━━━ MATERIAL PROVIDED ━━━

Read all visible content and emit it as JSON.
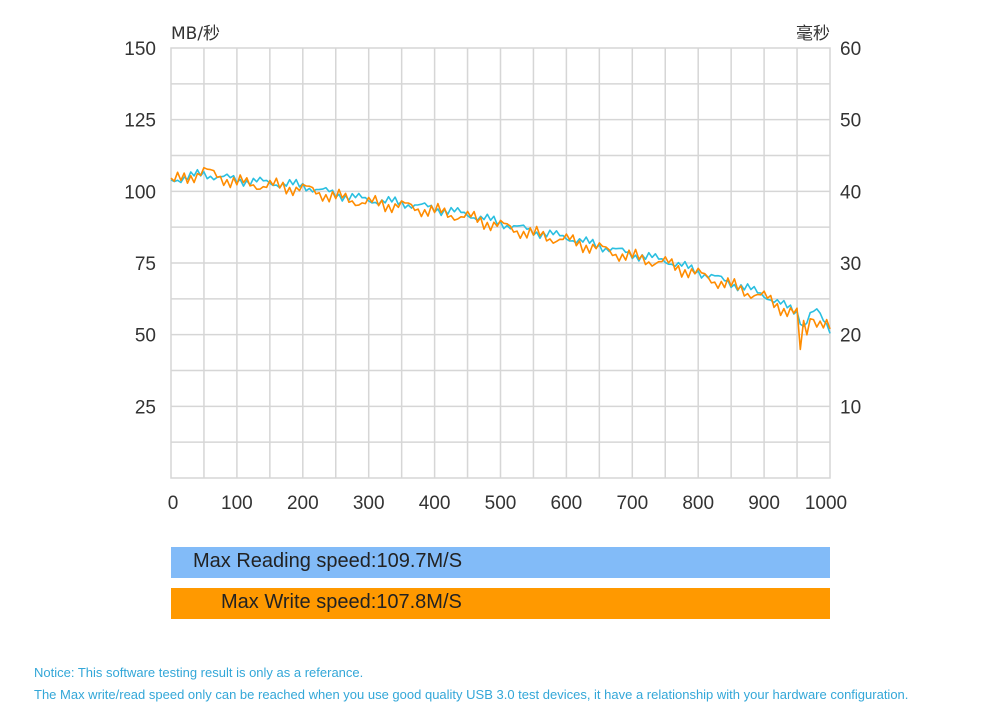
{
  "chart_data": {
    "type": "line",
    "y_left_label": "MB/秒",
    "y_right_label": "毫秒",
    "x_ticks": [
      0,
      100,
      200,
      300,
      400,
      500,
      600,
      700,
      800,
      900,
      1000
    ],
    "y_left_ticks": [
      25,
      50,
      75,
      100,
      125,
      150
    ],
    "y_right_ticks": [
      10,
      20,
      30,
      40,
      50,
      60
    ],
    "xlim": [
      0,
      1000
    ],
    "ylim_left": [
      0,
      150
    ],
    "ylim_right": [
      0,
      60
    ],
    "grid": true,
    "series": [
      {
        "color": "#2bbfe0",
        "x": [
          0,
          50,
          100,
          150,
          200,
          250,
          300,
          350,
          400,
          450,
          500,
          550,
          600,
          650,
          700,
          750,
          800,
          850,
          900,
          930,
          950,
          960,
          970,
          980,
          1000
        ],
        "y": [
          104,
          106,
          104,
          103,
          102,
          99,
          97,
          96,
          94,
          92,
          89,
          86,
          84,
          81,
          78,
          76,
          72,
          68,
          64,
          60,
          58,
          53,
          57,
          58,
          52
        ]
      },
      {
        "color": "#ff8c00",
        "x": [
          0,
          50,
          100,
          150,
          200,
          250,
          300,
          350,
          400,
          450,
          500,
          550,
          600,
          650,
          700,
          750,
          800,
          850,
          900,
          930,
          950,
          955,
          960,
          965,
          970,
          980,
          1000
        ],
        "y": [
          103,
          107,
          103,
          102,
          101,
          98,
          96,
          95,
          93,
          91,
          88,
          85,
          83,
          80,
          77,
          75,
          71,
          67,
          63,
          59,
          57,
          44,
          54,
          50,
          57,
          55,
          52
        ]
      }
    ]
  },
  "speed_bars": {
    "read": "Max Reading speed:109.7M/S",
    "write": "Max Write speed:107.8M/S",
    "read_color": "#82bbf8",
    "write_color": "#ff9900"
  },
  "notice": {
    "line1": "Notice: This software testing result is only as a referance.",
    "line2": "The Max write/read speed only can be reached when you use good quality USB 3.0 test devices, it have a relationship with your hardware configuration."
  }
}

━━━

[WHAT THE TASK REQUIRES]: Using the listing above, gather each line that holds the string "only" and copy it.

[RESULT OF THE TASK]:
    "line1": "Notice: This software testing result is only as a referance.",
    "line2": "The Max write/read speed only can be reached when you use good quality USB 3.0 test devices, it have a relationship with your hardware configuration."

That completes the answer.